● **Instructions for the task**
Whenever a line contains the string "يوسف", copy it out of the entries.

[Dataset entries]
-- BEGIN --
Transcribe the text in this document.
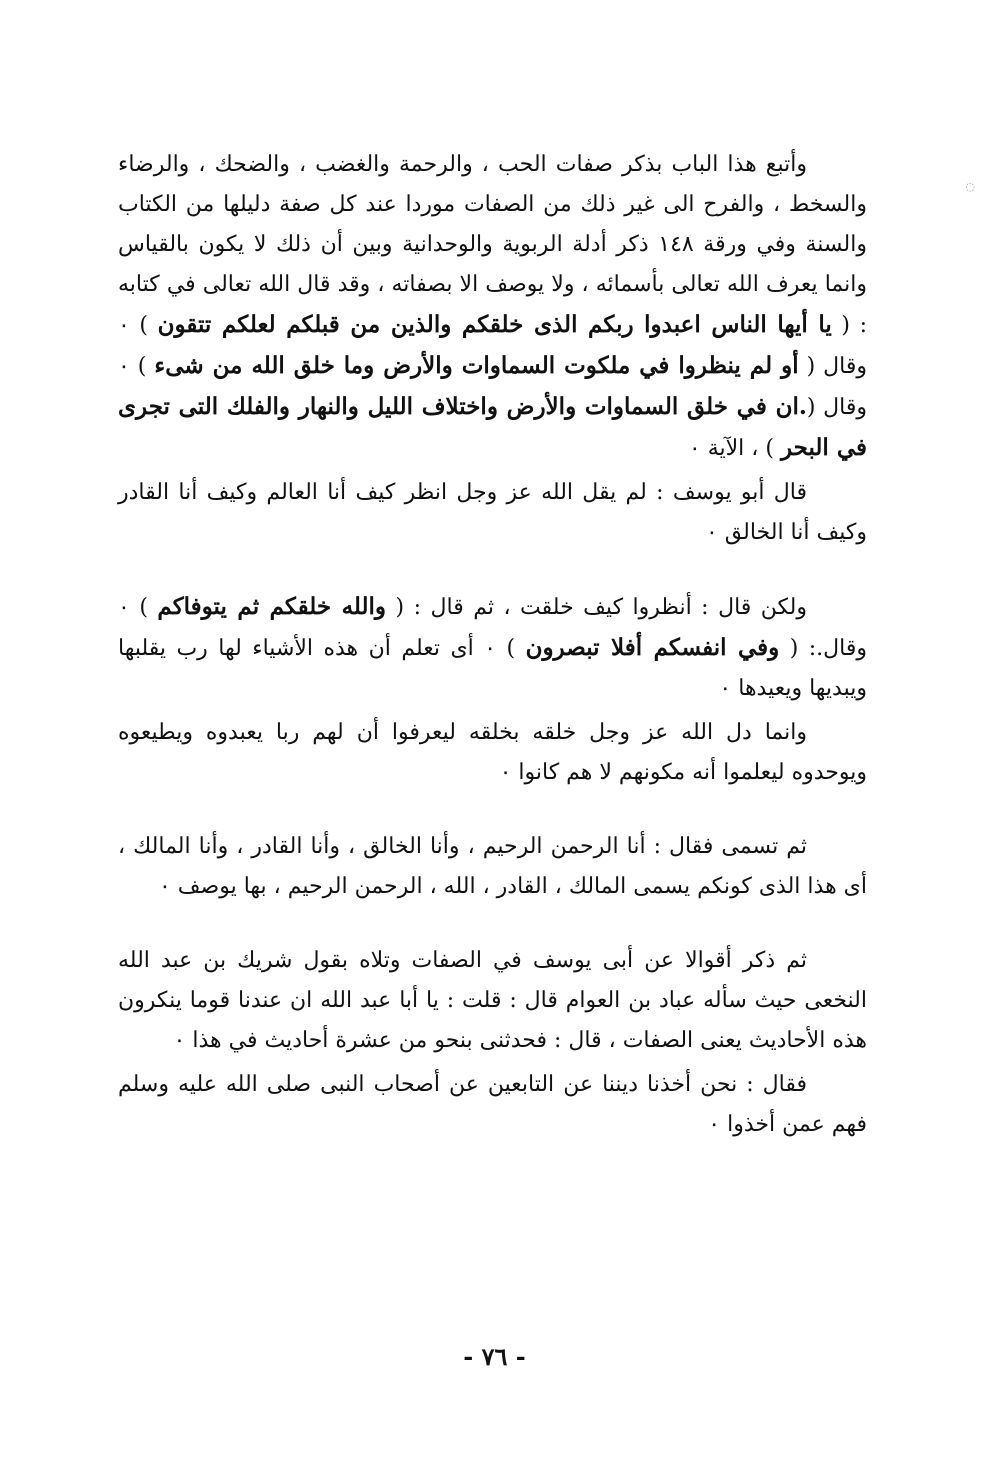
◌

وأتبع هذا الباب بذكر صفات الحب ، والرحمة والغضب ، والضحك ، والرضاء والسخط ، والفرح الى غير ذلك من الصفات موردا عند كل صفة دليلها من الكتاب والسنة وفي ورقة ١٤٨ ذكر أدلة الربوية والوحدانية وبين أن ذلك لا يكون بالقياس وانما يعرف الله تعالى بأسمائه ، ولا يوصف الا بصفاته ، وقد قال الله تعالى في كتابه : ( يا أيها الناس اعبدوا ربكم الذى خلقكم والذين من قبلكم لعلكم تتقون ) ٠ وقال ( أو لم ينظروا في ملكوت السماوات والأرض وما خلق الله من شىء ) ٠ وقال (.ان في خلق السماوات والأرض واختلاف الليل والنهار والفلك التى تجرى في البحر ) ، الآية ٠

قال أبو يوسف : لم يقل الله عز وجل انظر كيف أنا العالم وكيف أنا القادر وكيف أنا الخالق ٠

ولكن قال : أنظروا كيف خلقت ، ثم قال : ( والله خلقكم ثم يتوفاكم ) ٠ وقال.: ( وفي انفسكم أفلا تبصرون ) ٠ أى تعلم أن هذه الأشياء لها رب يقلبها ويبديها ويعيدها ٠

وانما دل الله عز وجل خلقه بخلقه ليعرفوا أن لهم ربا يعبدوه ويطيعوه ويوحدوه ليعلموا أنه مكونهم لا هم كانوا ٠

ثم تسمى فقال : أنا الرحمن الرحيم ، وأنا الخالق ، وأنا القادر ، وأنا المالك ، أى هذا الذى كونكم يسمى المالك ، القادر ، الله ، الرحمن الرحيم ، بها يوصف ٠

ثم ذكر أقوالا عن أبى يوسف في الصفات وتلاه بقول شريك بن عبد الله النخعى حيث سأله عباد بن العوام قال : قلت : يا أبا عبد الله ان عندنا قوما ينكرون هذه الأحاديث يعنى الصفات ، قال : فحدثنى بنحو من عشرة أحاديث في هذا ٠

فقال : نحن أخذنا ديننا عن التابعين عن أصحاب النبى صلى الله عليه وسلم فهم عمن أخذوا ٠

- ٧٦ -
-- END --
● **Exercise response**
قال أبو يوسف : لم يقل الله عز وجل انظر كيف أنا العالم وكيف أنا القادر وكيف أنا الخالق ٠
ثم ذكر أقوالا عن أبى يوسف في الصفات وتلاه بقول شريك بن عبد الله النخعى حيث سأله عباد بن العوام قال : قلت : يا أبا عبد الله ان عندنا قوما ينكرون هذه الأحاديث يعنى الصفات ، قال : فحدثنى بنحو من عشرة أحاديث في هذا ٠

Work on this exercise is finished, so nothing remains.